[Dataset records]
○ ○ ○

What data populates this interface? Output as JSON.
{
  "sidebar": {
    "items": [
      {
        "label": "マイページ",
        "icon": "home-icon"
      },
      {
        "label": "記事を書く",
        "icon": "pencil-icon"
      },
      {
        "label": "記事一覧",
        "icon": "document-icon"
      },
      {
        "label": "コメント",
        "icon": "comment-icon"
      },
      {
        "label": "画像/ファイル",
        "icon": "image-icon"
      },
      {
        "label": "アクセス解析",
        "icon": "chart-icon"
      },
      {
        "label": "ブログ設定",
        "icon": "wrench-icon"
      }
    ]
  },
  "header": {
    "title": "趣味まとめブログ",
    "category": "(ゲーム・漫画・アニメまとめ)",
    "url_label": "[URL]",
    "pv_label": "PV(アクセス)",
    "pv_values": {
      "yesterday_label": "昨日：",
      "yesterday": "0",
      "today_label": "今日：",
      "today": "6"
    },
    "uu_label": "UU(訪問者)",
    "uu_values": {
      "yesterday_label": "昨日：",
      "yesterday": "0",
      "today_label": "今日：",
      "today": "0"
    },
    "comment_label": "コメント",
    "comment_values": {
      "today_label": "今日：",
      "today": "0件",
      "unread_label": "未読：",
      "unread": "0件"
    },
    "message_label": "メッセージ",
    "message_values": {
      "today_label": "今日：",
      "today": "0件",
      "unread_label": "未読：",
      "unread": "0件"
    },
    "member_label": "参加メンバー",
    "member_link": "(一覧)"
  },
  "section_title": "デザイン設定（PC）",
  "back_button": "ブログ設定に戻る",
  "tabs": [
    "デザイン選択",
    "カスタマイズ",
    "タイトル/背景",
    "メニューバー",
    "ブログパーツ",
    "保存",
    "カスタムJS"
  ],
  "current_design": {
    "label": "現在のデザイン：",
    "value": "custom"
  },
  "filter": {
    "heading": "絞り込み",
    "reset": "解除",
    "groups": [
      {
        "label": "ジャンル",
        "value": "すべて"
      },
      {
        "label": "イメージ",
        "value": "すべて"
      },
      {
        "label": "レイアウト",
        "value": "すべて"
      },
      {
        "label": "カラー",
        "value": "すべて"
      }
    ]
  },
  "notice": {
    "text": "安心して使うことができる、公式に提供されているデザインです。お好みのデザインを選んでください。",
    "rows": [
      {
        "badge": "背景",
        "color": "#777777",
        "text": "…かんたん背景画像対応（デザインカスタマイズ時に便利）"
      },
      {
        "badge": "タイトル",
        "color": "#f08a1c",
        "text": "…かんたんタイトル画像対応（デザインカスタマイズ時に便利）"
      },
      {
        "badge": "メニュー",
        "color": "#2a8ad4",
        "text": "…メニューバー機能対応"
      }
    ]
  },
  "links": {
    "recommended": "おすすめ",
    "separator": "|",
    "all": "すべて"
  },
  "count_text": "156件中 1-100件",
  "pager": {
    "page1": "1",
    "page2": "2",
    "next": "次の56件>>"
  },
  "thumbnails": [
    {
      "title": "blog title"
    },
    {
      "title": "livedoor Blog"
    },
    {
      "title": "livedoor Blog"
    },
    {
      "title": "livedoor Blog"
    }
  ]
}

○ ○ ○

All of the data needs to be reproduced exactly, with no line missing.

What data populates this interface? Output as JSON.
{
  "sidebar": {
    "items": [
      {
        "label": "マイページ",
        "icon": "home-icon"
      },
      {
        "label": "記事を書く",
        "icon": "pencil-icon"
      },
      {
        "label": "記事一覧",
        "icon": "document-icon"
      },
      {
        "label": "コメント",
        "icon": "comment-icon"
      },
      {
        "label": "画像/ファイル",
        "icon": "image-icon"
      },
      {
        "label": "アクセス解析",
        "icon": "chart-icon"
      },
      {
        "label": "ブログ設定",
        "icon": "wrench-icon"
      }
    ]
  },
  "header": {
    "title": "趣味まとめブログ",
    "category": "(ゲーム・漫画・アニメまとめ)",
    "url_label": "[URL]",
    "pv_label": "PV(アクセス)",
    "pv_values": {
      "yesterday_label": "昨日：",
      "yesterday": "0",
      "today_label": "今日：",
      "today": "6"
    },
    "uu_label": "UU(訪問者)",
    "uu_values": {
      "yesterday_label": "昨日：",
      "yesterday": "0",
      "today_label": "今日：",
      "today": "0"
    },
    "comment_label": "コメント",
    "comment_values": {
      "today_label": "今日：",
      "today": "0件",
      "unread_label": "未読：",
      "unread": "0件"
    },
    "message_label": "メッセージ",
    "message_values": {
      "today_label": "今日：",
      "today": "0件",
      "unread_label": "未読：",
      "unread": "0件"
    },
    "member_label": "参加メンバー",
    "member_link": "(一覧)"
  },
  "section_title": "デザイン設定（PC）",
  "back_button": "ブログ設定に戻る",
  "tabs": [
    "デザイン選択",
    "カスタマイズ",
    "タイトル/背景",
    "メニューバー",
    "ブログパーツ",
    "保存",
    "カスタムJS"
  ],
  "current_design": {
    "label": "現在のデザイン：",
    "value": "custom"
  },
  "filter": {
    "heading": "絞り込み",
    "reset": "解除",
    "groups": [
      {
        "label": "ジャンル",
        "value": "すべて"
      },
      {
        "label": "イメージ",
        "value": "すべて"
      },
      {
        "label": "レイアウト",
        "value": "すべて"
      },
      {
        "label": "カラー",
        "value": "すべて"
      }
    ]
  },
  "notice": {
    "text": "安心して使うことができる、公式に提供されているデザインです。お好みのデザインを選んでください。",
    "rows": [
      {
        "badge": "背景",
        "color": "#777777",
        "text": "…かんたん背景画像対応（デザインカスタマイズ時に便利）"
      },
      {
        "badge": "タイトル",
        "color": "#f08a1c",
        "text": "…かんたんタイトル画像対応（デザインカスタマイズ時に便利）"
      },
      {
        "badge": "メニュー",
        "color": "#2a8ad4",
        "text": "…メニューバー機能対応"
      }
    ]
  },
  "links": {
    "recommended": "おすすめ",
    "separator": "|",
    "all": "すべて"
  },
  "count_text": "156件中 1-100件",
  "pager": {
    "page1": "1",
    "page2": "2",
    "next": "次の56件>>"
  },
  "thumbnails": [
    {
      "title": "blog title"
    },
    {
      "title": "livedoor Blog"
    },
    {
      "title": "livedoor Blog"
    },
    {
      "title": "livedoor Blog"
    }
  ]
}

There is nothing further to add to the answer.